Data records.
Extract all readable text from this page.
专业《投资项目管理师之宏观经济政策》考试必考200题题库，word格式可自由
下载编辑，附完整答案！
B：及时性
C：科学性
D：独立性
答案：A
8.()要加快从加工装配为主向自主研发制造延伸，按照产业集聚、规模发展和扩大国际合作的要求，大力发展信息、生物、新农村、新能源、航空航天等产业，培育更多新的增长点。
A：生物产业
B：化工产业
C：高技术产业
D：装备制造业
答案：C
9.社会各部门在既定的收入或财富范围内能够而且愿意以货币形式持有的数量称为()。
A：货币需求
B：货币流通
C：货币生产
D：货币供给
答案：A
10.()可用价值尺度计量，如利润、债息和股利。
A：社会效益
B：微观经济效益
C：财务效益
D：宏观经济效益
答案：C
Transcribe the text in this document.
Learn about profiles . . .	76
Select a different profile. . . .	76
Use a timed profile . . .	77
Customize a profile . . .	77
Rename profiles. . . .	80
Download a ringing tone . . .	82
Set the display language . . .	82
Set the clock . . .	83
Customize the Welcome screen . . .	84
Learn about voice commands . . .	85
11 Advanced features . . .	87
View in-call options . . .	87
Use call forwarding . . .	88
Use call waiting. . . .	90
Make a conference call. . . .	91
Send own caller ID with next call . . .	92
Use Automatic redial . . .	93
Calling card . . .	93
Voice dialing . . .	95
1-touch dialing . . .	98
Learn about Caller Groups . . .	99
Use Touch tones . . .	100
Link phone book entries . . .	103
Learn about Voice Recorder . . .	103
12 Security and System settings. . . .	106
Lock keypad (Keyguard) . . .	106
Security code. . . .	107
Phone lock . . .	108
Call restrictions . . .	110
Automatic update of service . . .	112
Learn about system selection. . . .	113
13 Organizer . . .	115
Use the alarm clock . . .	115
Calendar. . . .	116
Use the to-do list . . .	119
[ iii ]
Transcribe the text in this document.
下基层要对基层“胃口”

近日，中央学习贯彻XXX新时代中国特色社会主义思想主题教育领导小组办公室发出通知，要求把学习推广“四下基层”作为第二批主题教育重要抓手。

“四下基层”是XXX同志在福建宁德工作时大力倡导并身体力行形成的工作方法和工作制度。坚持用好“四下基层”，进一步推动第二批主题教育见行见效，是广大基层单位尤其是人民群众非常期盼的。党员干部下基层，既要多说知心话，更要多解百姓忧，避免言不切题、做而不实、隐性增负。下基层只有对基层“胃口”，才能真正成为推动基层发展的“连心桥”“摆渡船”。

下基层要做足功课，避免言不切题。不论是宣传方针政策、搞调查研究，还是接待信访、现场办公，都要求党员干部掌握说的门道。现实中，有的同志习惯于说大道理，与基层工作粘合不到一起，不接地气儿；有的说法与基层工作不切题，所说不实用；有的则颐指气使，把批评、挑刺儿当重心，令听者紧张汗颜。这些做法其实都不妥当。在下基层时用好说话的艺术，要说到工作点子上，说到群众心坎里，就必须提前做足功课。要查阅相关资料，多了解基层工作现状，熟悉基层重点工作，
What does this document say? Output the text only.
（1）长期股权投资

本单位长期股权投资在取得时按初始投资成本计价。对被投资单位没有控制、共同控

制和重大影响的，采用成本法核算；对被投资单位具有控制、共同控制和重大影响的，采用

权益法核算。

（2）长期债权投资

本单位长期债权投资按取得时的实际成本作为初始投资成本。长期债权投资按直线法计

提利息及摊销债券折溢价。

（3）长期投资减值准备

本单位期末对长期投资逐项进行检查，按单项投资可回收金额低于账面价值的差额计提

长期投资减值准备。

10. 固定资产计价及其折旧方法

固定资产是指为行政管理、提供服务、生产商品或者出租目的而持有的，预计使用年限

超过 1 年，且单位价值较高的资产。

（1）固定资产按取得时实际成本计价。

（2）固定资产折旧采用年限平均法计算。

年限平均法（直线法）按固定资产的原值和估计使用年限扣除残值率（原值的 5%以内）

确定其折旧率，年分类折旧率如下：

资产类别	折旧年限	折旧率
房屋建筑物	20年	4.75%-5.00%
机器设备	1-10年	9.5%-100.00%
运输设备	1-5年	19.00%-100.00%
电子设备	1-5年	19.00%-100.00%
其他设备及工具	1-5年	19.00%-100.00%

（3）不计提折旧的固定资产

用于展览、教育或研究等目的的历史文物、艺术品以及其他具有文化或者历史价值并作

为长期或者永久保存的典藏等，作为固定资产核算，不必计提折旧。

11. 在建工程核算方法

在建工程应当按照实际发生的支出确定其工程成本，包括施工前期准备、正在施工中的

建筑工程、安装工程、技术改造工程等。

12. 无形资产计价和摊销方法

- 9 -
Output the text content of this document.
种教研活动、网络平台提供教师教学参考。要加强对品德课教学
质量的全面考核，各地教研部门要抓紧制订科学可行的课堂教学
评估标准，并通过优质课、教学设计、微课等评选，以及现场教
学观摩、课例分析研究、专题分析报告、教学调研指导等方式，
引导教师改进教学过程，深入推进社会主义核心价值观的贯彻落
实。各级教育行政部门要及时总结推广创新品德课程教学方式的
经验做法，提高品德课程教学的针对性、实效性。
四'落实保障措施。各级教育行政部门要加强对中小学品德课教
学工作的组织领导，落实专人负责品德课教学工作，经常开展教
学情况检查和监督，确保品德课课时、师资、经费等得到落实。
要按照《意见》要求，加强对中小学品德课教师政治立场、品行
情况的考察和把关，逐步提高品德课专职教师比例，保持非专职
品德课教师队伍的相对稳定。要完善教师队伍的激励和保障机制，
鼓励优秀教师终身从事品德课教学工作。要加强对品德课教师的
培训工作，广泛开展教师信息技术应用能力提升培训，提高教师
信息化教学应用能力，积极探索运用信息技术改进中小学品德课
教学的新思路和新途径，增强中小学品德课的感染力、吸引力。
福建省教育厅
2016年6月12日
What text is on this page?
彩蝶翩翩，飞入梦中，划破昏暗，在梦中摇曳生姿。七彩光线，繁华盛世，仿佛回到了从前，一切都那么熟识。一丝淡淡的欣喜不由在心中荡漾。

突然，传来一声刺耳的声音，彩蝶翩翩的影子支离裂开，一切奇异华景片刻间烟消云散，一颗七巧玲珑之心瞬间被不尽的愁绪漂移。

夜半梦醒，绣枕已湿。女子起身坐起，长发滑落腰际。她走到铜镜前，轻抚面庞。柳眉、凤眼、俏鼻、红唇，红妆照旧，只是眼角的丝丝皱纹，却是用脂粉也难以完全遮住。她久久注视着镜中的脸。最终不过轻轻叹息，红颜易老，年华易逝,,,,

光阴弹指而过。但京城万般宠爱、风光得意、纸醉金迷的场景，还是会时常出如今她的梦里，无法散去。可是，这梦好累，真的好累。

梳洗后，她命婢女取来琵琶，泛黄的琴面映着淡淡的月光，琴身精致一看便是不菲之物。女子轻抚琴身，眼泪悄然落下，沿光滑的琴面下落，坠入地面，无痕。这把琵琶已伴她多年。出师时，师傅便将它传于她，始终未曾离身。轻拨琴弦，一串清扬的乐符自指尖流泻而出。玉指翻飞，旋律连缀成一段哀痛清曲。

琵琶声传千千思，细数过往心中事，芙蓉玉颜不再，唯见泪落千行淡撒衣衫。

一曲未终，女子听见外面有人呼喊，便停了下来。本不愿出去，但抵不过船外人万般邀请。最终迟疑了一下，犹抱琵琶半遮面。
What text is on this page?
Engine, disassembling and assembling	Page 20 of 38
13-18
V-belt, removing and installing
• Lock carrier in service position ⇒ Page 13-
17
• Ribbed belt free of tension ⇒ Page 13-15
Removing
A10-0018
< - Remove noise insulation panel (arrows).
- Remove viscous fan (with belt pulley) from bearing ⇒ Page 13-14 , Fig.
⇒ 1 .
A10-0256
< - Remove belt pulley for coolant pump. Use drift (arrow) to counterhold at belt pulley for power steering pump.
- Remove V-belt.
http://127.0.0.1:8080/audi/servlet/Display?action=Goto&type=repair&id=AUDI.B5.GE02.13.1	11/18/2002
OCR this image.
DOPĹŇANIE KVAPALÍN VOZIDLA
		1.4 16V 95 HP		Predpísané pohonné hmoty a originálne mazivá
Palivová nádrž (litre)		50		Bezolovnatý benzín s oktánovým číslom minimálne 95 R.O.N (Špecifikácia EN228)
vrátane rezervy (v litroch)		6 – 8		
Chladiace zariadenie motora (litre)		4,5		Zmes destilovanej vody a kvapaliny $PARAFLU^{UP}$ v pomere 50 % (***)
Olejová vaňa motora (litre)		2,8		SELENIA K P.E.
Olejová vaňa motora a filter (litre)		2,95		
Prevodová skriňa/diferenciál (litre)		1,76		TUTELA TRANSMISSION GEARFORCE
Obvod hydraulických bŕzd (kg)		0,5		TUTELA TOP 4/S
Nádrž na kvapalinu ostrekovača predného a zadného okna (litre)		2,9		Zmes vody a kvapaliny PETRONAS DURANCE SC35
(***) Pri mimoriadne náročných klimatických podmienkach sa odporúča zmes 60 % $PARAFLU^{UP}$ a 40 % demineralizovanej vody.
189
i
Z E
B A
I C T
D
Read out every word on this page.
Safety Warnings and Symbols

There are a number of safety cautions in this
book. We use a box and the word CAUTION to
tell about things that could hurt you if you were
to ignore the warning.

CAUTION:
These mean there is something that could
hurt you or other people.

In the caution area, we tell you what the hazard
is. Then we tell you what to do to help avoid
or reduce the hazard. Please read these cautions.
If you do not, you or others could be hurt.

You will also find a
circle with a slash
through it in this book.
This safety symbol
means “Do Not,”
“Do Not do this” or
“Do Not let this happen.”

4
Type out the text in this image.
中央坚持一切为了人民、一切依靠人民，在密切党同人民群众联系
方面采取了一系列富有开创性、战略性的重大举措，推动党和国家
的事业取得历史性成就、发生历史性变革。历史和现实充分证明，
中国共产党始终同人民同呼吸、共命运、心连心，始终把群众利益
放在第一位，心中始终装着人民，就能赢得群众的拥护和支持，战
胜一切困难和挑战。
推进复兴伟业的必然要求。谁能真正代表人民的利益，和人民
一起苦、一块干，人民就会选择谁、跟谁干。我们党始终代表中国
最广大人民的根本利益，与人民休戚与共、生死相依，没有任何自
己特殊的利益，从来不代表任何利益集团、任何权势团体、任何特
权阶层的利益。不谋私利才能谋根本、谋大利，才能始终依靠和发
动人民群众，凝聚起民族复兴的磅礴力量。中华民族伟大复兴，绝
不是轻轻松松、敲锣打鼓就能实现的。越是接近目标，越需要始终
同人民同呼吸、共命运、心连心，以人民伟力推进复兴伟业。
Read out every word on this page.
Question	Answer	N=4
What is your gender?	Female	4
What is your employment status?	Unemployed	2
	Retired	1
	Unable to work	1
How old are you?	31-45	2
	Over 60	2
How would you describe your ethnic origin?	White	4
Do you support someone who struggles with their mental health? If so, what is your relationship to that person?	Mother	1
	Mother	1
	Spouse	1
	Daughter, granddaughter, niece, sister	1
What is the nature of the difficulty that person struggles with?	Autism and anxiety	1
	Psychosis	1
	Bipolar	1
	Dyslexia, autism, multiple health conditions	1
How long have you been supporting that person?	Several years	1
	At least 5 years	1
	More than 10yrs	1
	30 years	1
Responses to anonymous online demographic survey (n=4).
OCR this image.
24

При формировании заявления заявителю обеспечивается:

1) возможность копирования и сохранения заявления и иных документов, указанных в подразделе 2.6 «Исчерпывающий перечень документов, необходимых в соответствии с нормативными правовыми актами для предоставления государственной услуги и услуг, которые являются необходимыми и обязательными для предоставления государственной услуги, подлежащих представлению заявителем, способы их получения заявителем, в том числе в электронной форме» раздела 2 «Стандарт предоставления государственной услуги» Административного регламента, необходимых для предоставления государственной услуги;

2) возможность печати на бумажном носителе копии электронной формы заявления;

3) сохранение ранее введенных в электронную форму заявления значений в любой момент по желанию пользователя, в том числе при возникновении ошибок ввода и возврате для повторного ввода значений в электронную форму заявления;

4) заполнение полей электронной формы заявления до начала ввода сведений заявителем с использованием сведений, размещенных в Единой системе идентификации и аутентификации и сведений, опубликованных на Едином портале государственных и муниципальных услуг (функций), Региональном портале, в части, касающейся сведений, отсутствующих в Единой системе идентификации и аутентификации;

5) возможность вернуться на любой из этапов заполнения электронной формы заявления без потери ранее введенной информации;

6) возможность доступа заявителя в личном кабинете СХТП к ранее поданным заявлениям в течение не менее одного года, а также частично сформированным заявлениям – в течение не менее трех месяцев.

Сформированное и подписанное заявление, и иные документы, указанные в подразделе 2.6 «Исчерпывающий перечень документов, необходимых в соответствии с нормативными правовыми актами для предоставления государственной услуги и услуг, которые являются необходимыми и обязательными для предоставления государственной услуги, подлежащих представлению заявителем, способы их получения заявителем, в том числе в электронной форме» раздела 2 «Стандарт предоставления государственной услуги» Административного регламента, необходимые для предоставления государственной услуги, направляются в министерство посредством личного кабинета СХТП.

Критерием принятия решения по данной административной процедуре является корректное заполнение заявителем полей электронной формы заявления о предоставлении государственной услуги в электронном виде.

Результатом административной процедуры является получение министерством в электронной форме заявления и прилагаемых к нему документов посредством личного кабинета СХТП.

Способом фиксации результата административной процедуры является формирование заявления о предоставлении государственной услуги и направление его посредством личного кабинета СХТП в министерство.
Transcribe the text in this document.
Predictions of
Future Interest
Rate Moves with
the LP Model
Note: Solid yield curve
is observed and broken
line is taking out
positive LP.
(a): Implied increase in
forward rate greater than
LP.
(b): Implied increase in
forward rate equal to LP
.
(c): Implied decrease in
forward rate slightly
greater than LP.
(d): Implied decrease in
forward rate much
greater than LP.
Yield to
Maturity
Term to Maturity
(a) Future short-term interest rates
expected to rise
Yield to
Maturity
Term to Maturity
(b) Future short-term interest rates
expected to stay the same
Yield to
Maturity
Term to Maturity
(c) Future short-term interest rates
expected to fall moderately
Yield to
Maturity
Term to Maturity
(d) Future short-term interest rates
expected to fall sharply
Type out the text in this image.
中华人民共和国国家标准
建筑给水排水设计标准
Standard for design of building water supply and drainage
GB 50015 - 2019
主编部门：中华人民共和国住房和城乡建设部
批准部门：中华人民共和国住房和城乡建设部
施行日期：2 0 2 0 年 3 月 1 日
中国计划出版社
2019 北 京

TASK TO COMPLETE. Gather each line of the records holding the string "中华人民共和国住房和城乡建设部".

RESULT OF THE TASK.
主编部门：中华人民共和国住房和城乡建设部
批准部门：中华人民共和国住房和城乡建设部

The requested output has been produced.